Saved data entries:
....
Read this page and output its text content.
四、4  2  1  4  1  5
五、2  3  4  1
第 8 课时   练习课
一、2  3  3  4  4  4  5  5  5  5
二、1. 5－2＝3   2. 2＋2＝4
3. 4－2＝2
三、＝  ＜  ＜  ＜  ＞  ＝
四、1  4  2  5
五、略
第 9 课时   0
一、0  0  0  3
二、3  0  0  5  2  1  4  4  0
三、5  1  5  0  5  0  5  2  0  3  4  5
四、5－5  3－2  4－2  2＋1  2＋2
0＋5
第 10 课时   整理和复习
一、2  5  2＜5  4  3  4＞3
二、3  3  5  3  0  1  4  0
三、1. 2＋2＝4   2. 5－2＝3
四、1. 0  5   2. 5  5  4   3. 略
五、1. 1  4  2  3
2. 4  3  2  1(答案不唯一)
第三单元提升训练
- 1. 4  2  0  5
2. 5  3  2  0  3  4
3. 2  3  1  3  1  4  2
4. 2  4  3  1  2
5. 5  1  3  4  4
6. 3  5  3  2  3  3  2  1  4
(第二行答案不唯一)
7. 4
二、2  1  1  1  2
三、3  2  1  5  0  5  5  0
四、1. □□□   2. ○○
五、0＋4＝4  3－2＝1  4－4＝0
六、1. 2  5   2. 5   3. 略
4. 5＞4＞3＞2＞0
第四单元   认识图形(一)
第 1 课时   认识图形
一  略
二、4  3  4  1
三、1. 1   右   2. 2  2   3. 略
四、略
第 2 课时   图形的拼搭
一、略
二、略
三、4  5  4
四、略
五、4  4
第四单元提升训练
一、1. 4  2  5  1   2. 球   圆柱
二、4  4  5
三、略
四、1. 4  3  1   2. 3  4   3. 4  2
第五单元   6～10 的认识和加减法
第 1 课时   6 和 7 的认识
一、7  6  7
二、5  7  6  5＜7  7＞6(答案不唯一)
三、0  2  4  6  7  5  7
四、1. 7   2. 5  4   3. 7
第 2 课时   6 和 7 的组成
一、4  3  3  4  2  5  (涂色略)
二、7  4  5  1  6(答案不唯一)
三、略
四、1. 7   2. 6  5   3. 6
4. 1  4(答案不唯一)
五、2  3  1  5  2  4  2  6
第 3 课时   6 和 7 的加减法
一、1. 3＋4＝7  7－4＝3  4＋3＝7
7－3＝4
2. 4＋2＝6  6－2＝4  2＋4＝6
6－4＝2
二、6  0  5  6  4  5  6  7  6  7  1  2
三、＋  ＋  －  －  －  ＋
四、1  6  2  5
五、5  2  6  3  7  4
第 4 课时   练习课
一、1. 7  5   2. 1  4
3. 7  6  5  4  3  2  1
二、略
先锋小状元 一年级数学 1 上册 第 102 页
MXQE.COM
....
◆ **PROBLEM TO SOLVE**
Restate every record exactly, leaving nothing out.

◆ **WRITTEN RESPONSE**
Read this page and output its text content.
四、4  2  1  4  1  5
五、2  3  4  1
第 8 课时   练习课
一、2  3  3  4  4  4  5  5  5  5
二、1. 5－2＝3   2. 2＋2＝4
3. 4－2＝2
三、＝  ＜  ＜  ＜  ＞  ＝
四、1  4  2  5
五、略
第 9 课时   0
一、0  0  0  3
二、3  0  0  5  2  1  4  4  0
三、5  1  5  0  5  0  5  2  0  3  4  5
四、5－5  3－2  4－2  2＋1  2＋2
0＋5
第 10 课时   整理和复习
一、2  5  2＜5  4  3  4＞3
二、3  3  5  3  0  1  4  0
三、1. 2＋2＝4   2. 5－2＝3
四、1. 0  5   2. 5  5  4   3. 略
五、1. 1  4  2  3
2. 4  3  2  1(答案不唯一)
第三单元提升训练
- 1. 4  2  0  5
2. 5  3  2  0  3  4
3. 2  3  1  3  1  4  2
4. 2  4  3  1  2
5. 5  1  3  4  4
6. 3  5  3  2  3  3  2  1  4
(第二行答案不唯一)
7. 4
二、2  1  1  1  2
三、3  2  1  5  0  5  5  0
四、1. □□□   2. ○○
五、0＋4＝4  3－2＝1  4－4＝0
六、1. 2  5   2. 5   3. 略
4. 5＞4＞3＞2＞0
第四单元   认识图形(一)
第 1 课时   认识图形
一  略
二、4  3  4  1
三、1. 1   右   2. 2  2   3. 略
四、略
第 2 课时   图形的拼搭
一、略
二、略
三、4  5  4
四、略
五、4  4
第四单元提升训练
一、1. 4  2  5  1   2. 球   圆柱
二、4  4  5
三、略
四、1. 4  3  1   2. 3  4   3. 4  2
第五单元   6～10 的认识和加减法
第 1 课时   6 和 7 的认识
一、7  6  7
二、5  7  6  5＜7  7＞6(答案不唯一)
三、0  2  4  6  7  5  7
四、1. 7   2. 5  4   3. 7
第 2 课时   6 和 7 的组成
一、4  3  3  4  2  5  (涂色略)
二、7  4  5  1  6(答案不唯一)
三、略
四、1. 7   2. 6  5   3. 6
4. 1  4(答案不唯一)
五、2  3  1  5  2  4  2  6
第 3 课时   6 和 7 的加减法
一、1. 3＋4＝7  7－4＝3  4＋3＝7
7－3＝4
2. 4＋2＝6  6－2＝4  2＋4＝6
6－4＝2
二、6  0  5  6  4  5  6  7  6  7  1  2
三、＋  ＋  －  －  －  ＋
四、1  6  2  5
五、5  2  6  3  7  4
第 4 课时   练习课
一、1. 7  5   2. 1  4
3. 7  6  5  4  3  2  1
二、略
先锋小状元 一年级数学 1 上册 第 102 页
MXQE.COM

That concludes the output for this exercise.